┌────────

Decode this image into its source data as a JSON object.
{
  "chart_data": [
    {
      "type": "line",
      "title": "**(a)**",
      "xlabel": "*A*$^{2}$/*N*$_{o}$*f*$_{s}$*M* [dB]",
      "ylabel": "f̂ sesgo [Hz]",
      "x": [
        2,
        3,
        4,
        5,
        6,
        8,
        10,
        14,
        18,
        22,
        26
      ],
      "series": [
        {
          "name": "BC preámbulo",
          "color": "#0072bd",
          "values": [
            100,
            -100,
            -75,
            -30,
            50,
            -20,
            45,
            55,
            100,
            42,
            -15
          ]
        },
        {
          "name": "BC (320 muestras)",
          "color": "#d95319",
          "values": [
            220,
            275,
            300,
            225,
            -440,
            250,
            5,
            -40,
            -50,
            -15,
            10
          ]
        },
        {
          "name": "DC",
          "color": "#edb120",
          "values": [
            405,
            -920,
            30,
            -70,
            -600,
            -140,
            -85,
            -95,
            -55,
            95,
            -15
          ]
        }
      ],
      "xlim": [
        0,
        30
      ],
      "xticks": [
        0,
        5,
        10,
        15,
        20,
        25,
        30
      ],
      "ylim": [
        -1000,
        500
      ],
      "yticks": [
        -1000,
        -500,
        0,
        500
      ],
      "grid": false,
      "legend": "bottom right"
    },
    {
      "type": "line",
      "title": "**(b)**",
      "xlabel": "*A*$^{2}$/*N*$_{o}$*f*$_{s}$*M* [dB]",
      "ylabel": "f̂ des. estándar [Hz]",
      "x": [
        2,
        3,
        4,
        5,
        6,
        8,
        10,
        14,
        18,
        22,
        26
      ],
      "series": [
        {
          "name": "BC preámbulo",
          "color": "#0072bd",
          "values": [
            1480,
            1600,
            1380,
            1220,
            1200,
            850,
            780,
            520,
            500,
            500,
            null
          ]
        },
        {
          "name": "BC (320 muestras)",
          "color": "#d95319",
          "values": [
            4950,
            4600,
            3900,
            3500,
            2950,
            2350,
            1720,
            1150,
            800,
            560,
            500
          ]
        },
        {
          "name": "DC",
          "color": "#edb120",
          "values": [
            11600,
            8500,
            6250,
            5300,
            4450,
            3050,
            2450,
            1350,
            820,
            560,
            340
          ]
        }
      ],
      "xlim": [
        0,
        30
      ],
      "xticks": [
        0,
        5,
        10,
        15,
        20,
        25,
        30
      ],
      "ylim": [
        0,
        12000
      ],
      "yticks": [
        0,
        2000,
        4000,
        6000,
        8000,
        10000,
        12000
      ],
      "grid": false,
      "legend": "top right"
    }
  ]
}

└────────

* [What the task requires] Copy out all of the lines above exactly.

* [Solution]
Decode this image into its source data as a JSON object.
{
  "chart_data": [
    {
      "type": "line",
      "title": "**(a)**",
      "xlabel": "*A*$^{2}$/*N*$_{o}$*f*$_{s}$*M* [dB]",
      "ylabel": "f̂ sesgo [Hz]",
      "x": [
        2,
        3,
        4,
        5,
        6,
        8,
        10,
        14,
        18,
        22,
        26
      ],
      "series": [
        {
          "name": "BC preámbulo",
          "color": "#0072bd",
          "values": [
            100,
            -100,
            -75,
            -30,
            50,
            -20,
            45,
            55,
            100,
            42,
            -15
          ]
        },
        {
          "name": "BC (320 muestras)",
          "color": "#d95319",
          "values": [
            220,
            275,
            300,
            225,
            -440,
            250,
            5,
            -40,
            -50,
            -15,
            10
          ]
        },
        {
          "name": "DC",
          "color": "#edb120",
          "values": [
            405,
            -920,
            30,
            -70,
            -600,
            -140,
            -85,
            -95,
            -55,
            95,
            -15
          ]
        }
      ],
      "xlim": [
        0,
        30
      ],
      "xticks": [
        0,
        5,
        10,
        15,
        20,
        25,
        30
      ],
      "ylim": [
        -1000,
        500
      ],
      "yticks": [
        -1000,
        -500,
        0,
        500
      ],
      "grid": false,
      "legend": "bottom right"
    },
    {
      "type": "line",
      "title": "**(b)**",
      "xlabel": "*A*$^{2}$/*N*$_{o}$*f*$_{s}$*M* [dB]",
      "ylabel": "f̂ des. estándar [Hz]",
      "x": [
        2,
        3,
        4,
        5,
        6,
        8,
        10,
        14,
        18,
        22,
        26
      ],
      "series": [
        {
          "name": "BC preámbulo",
          "color": "#0072bd",
          "values": [
            1480,
            1600,
            1380,
            1220,
            1200,
            850,
            780,
            520,
            500,
            500,
            null
          ]
        },
        {
          "name": "BC (320 muestras)",
          "color": "#d95319",
          "values": [
            4950,
            4600,
            3900,
            3500,
            2950,
            2350,
            1720,
            1150,
            800,
            560,
            500
          ]
        },
        {
          "name": "DC",
          "color": "#edb120",
          "values": [
            11600,
            8500,
            6250,
            5300,
            4450,
            3050,
            2450,
            1350,
            820,
            560,
            340
          ]
        }
      ],
      "xlim": [
        0,
        30
      ],
      "xticks": [
        0,
        5,
        10,
        15,
        20,
        25,
        30
      ],
      "ylim": [
        0,
        12000
      ],
      "yticks": [
        0,
        2000,
        4000,
        6000,
        8000,
        10000,
        12000
      ],
      "grid": false,
      "legend": "top right"
    }
  ]
}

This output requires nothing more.